## PROMPT
Your task is to copy the listing exactly. Drop any pictures from the copy.
### ITEMS
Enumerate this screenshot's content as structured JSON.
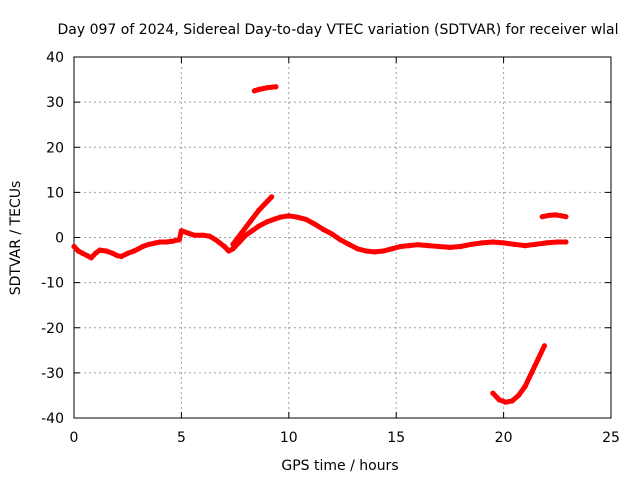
{
  "chart_data": {
    "type": "scatter",
    "title": "Day 097 of 2024, Sidereal Day-to-day VTEC variation (SDTVAR) for receiver wlal",
    "xlabel": "GPS time / hours",
    "ylabel": "SDTVAR / TECUs",
    "xlim": [
      0,
      25
    ],
    "ylim": [
      -40,
      40
    ],
    "xticks": [
      0,
      5,
      10,
      15,
      20,
      25
    ],
    "yticks": [
      -40,
      -30,
      -20,
      -10,
      0,
      10,
      20,
      30,
      40
    ],
    "grid": true,
    "colors": {
      "series": "#ff0000",
      "grid": "#a0a0a0",
      "axis": "#000000"
    },
    "series": [
      {
        "name": "main trace",
        "x": [
          0.0,
          0.2,
          0.4,
          0.6,
          0.8,
          1.0,
          1.2,
          1.5,
          1.8,
          2.0,
          2.2,
          2.5,
          2.8,
          3.0,
          3.2,
          3.5,
          3.8,
          4.0,
          4.3,
          4.6,
          4.9,
          5.0,
          5.3,
          5.6,
          6.0,
          6.3,
          6.6,
          7.0,
          7.2,
          7.4,
          7.7,
          8.0,
          8.3,
          8.6,
          9.0,
          9.3,
          9.6,
          10.0,
          10.4,
          10.8,
          11.2,
          11.6,
          12.0,
          12.4,
          12.8,
          13.2,
          13.6,
          14.0,
          14.4,
          14.8,
          15.2,
          15.6,
          16.0,
          16.5,
          17.0,
          17.5,
          18.0,
          18.5,
          19.0,
          19.5,
          20.0,
          20.5,
          21.0,
          21.5,
          22.0,
          22.5,
          22.9
        ],
        "y": [
          -2.0,
          -3.0,
          -3.5,
          -4.0,
          -4.5,
          -3.5,
          -2.8,
          -3.0,
          -3.5,
          -4.0,
          -4.2,
          -3.5,
          -3.0,
          -2.5,
          -2.0,
          -1.5,
          -1.2,
          -1.0,
          -1.0,
          -0.8,
          -0.5,
          1.5,
          1.0,
          0.5,
          0.5,
          0.3,
          -0.5,
          -2.0,
          -3.0,
          -2.5,
          -1.0,
          0.5,
          1.5,
          2.5,
          3.5,
          4.0,
          4.5,
          4.8,
          4.5,
          4.0,
          3.0,
          1.8,
          0.8,
          -0.5,
          -1.5,
          -2.5,
          -3.0,
          -3.2,
          -3.0,
          -2.5,
          -2.0,
          -1.8,
          -1.6,
          -1.8,
          -2.0,
          -2.2,
          -2.0,
          -1.5,
          -1.2,
          -1.0,
          -1.2,
          -1.5,
          -1.8,
          -1.5,
          -1.2,
          -1.0,
          -1.0
        ]
      },
      {
        "name": "upper spur",
        "x": [
          7.4,
          7.8,
          8.2,
          8.6,
          9.0,
          9.2
        ],
        "y": [
          -1.5,
          1.0,
          3.5,
          6.0,
          8.0,
          9.0
        ]
      },
      {
        "name": "scatter near 33",
        "x": [
          8.4,
          8.6,
          8.8,
          9.0,
          9.2,
          9.4
        ],
        "y": [
          32.5,
          32.8,
          33.0,
          33.2,
          33.3,
          33.4
        ]
      },
      {
        "name": "segment near 5",
        "x": [
          21.8,
          22.1,
          22.4,
          22.7,
          22.9
        ],
        "y": [
          4.6,
          4.9,
          5.0,
          4.8,
          4.6
        ]
      },
      {
        "name": "lower arc",
        "x": [
          19.5,
          19.8,
          20.1,
          20.4,
          20.7,
          21.0,
          21.3,
          21.6,
          21.9
        ],
        "y": [
          -34.5,
          -36.0,
          -36.5,
          -36.2,
          -35.0,
          -33.0,
          -30.0,
          -27.0,
          -24.0
        ]
      }
    ]
  }
}
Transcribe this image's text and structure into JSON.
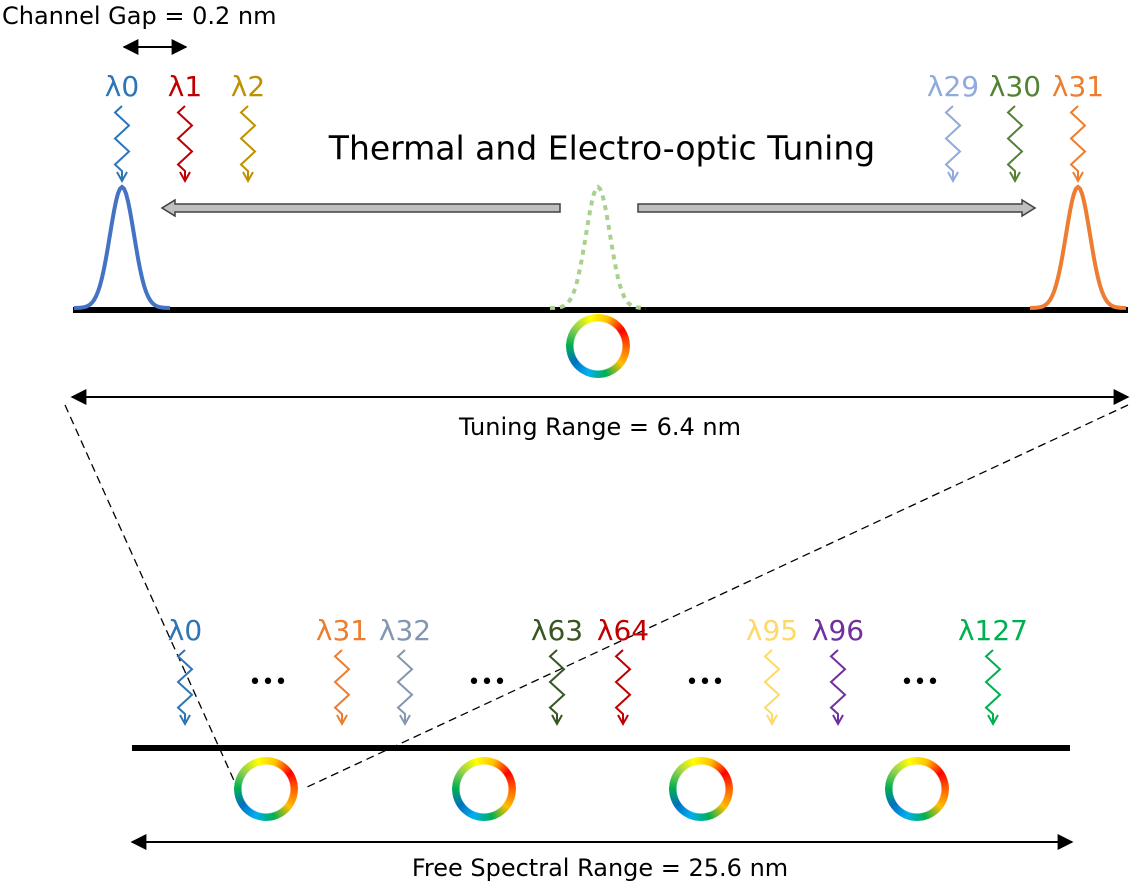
{
  "top": {
    "channel_gap": "Channel Gap = 0.2 nm",
    "title": "Thermal and Electro-optic Tuning",
    "range": "Tuning Range = 6.4 nm",
    "channels": [
      {
        "label": "λ0",
        "color": "#2e75b6"
      },
      {
        "label": "λ1",
        "color": "#c00000"
      },
      {
        "label": "λ2",
        "color": "#bf9000"
      },
      {
        "label": "λ29",
        "color": "#8faadc"
      },
      {
        "label": "λ30",
        "color": "#548235"
      },
      {
        "label": "λ31",
        "color": "#ed7d31"
      }
    ]
  },
  "bottom": {
    "range": "Free Spectral Range = 25.6 nm",
    "ellipses": [
      "•••",
      "•••",
      "•••",
      "•••"
    ],
    "channels": [
      {
        "label": "λ0",
        "color": "#2e75b6"
      },
      {
        "label": "λ31",
        "color": "#ed7d31"
      },
      {
        "label": "λ32",
        "color": "#8497b0"
      },
      {
        "label": "λ63",
        "color": "#375623"
      },
      {
        "label": "λ64",
        "color": "#c00000"
      },
      {
        "label": "λ95",
        "color": "#ffd966"
      },
      {
        "label": "λ96",
        "color": "#7030a0"
      },
      {
        "label": "λ127",
        "color": "#00b050"
      }
    ]
  }
}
######
## FINISHED EXERCISE
Enumerate this screenshot's content as structured JSON.
{
  "chart_data": {
    "type": "scatter",
    "title": "Day 097 of 2024, Sidereal Day-to-day VTEC variation (SDTVAR) for receiver wlal",
    "xlabel": "GPS time / hours",
    "ylabel": "SDTVAR / TECUs",
    "xlim": [
      0,
      25
    ],
    "ylim": [
      -40,
      40
    ],
    "xticks": [
      0,
      5,
      10,
      15,
      20,
      25
    ],
    "yticks": [
      -40,
      -30,
      -20,
      -10,
      0,
      10,
      20,
      30,
      40
    ],
    "grid": true,
    "colors": {
      "series": "#ff0000",
      "grid": "#a0a0a0",
      "axis": "#000000"
    },
    "series": [
      {
        "name": "main trace",
        "x": [
          0.0,
          0.2,
          0.4,
          0.6,
          0.8,
          1.0,
          1.2,
          1.5,
          1.8,
          2.0,
          2.2,
          2.5,
          2.8,
          3.0,
          3.2,
          3.5,
          3.8,
          4.0,
          4.3,
          4.6,
          4.9,
          5.0,
          5.3,
          5.6,
          6.0,
          6.3,
          6.6,
          7.0,
          7.2,
          7.4,
          7.7,
          8.0,
          8.3,
          8.6,
          9.0,
          9.3,
          9.6,
          10.0,
          10.4,
          10.8,
          11.2,
          11.6,
          12.0,
          12.4,
          12.8,
          13.2,
          13.6,
          14.0,
          14.4,
          14.8,
          15.2,
          15.6,
          16.0,
          16.5,
          17.0,
          17.5,
          18.0,
          18.5,
          19.0,
          19.5,
          20.0,
          20.5,
          21.0,
          21.5,
          22.0,
          22.5,
          22.9
        ],
        "y": [
          -2.0,
          -3.0,
          -3.5,
          -4.0,
          -4.5,
          -3.5,
          -2.8,
          -3.0,
          -3.5,
          -4.0,
          -4.2,
          -3.5,
          -3.0,
          -2.5,
          -2.0,
          -1.5,
          -1.2,
          -1.0,
          -1.0,
          -0.8,
          -0.5,
          1.5,
          1.0,
          0.5,
          0.5,
          0.3,
          -0.5,
          -2.0,
          -3.0,
          -2.5,
          -1.0,
          0.5,
          1.5,
          2.5,
          3.5,
          4.0,
          4.5,
          4.8,
          4.5,
          4.0,
          3.0,
          1.8,
          0.8,
          -0.5,
          -1.5,
          -2.5,
          -3.0,
          -3.2,
          -3.0,
          -2.5,
          -2.0,
          -1.8,
          -1.6,
          -1.8,
          -2.0,
          -2.2,
          -2.0,
          -1.5,
          -1.2,
          -1.0,
          -1.2,
          -1.5,
          -1.8,
          -1.5,
          -1.2,
          -1.0,
          -1.0
        ]
      },
      {
        "name": "upper spur",
        "x": [
          7.4,
          7.8,
          8.2,
          8.6,
          9.0,
          9.2
        ],
        "y": [
          -1.5,
          1.0,
          3.5,
          6.0,
          8.0,
          9.0
        ]
      },
      {
        "name": "scatter near 33",
        "x": [
          8.4,
          8.6,
          8.8,
          9.0,
          9.2,
          9.4
        ],
        "y": [
          32.5,
          32.8,
          33.0,
          33.2,
          33.3,
          33.4
        ]
      },
      {
        "name": "segment near 5",
        "x": [
          21.8,
          22.1,
          22.4,
          22.7,
          22.9
        ],
        "y": [
          4.6,
          4.9,
          5.0,
          4.8,
          4.6
        ]
      },
      {
        "name": "lower arc",
        "x": [
          19.5,
          19.8,
          20.1,
          20.4,
          20.7,
          21.0,
          21.3,
          21.6,
          21.9
        ],
        "y": [
          -34.5,
          -36.0,
          -36.5,
          -36.2,
          -35.0,
          -33.0,
          -30.0,
          -27.0,
          -24.0
        ]
      }
    ]
  }
}
Transcribe this image's text and structure into JSON.
{
  "top": {
    "channel_gap": "Channel Gap = 0.2 nm",
    "title": "Thermal and Electro-optic Tuning",
    "range": "Tuning Range = 6.4 nm",
    "channels": [
      {
        "label": "λ0",
        "color": "#2e75b6"
      },
      {
        "label": "λ1",
        "color": "#c00000"
      },
      {
        "label": "λ2",
        "color": "#bf9000"
      },
      {
        "label": "λ29",
        "color": "#8faadc"
      },
      {
        "label": "λ30",
        "color": "#548235"
      },
      {
        "label": "λ31",
        "color": "#ed7d31"
      }
    ]
  },
  "bottom": {
    "range": "Free Spectral Range = 25.6 nm",
    "ellipses": [
      "•••",
      "•••",
      "•••",
      "•••"
    ],
    "channels": [
      {
        "label": "λ0",
        "color": "#2e75b6"
      },
      {
        "label": "λ31",
        "color": "#ed7d31"
      },
      {
        "label": "λ32",
        "color": "#8497b0"
      },
      {
        "label": "λ63",
        "color": "#375623"
      },
      {
        "label": "λ64",
        "color": "#c00000"
      },
      {
        "label": "λ95",
        "color": "#ffd966"
      },
      {
        "label": "λ96",
        "color": "#7030a0"
      },
      {
        "label": "λ127",
        "color": "#00b050"
      }
    ]
  }
}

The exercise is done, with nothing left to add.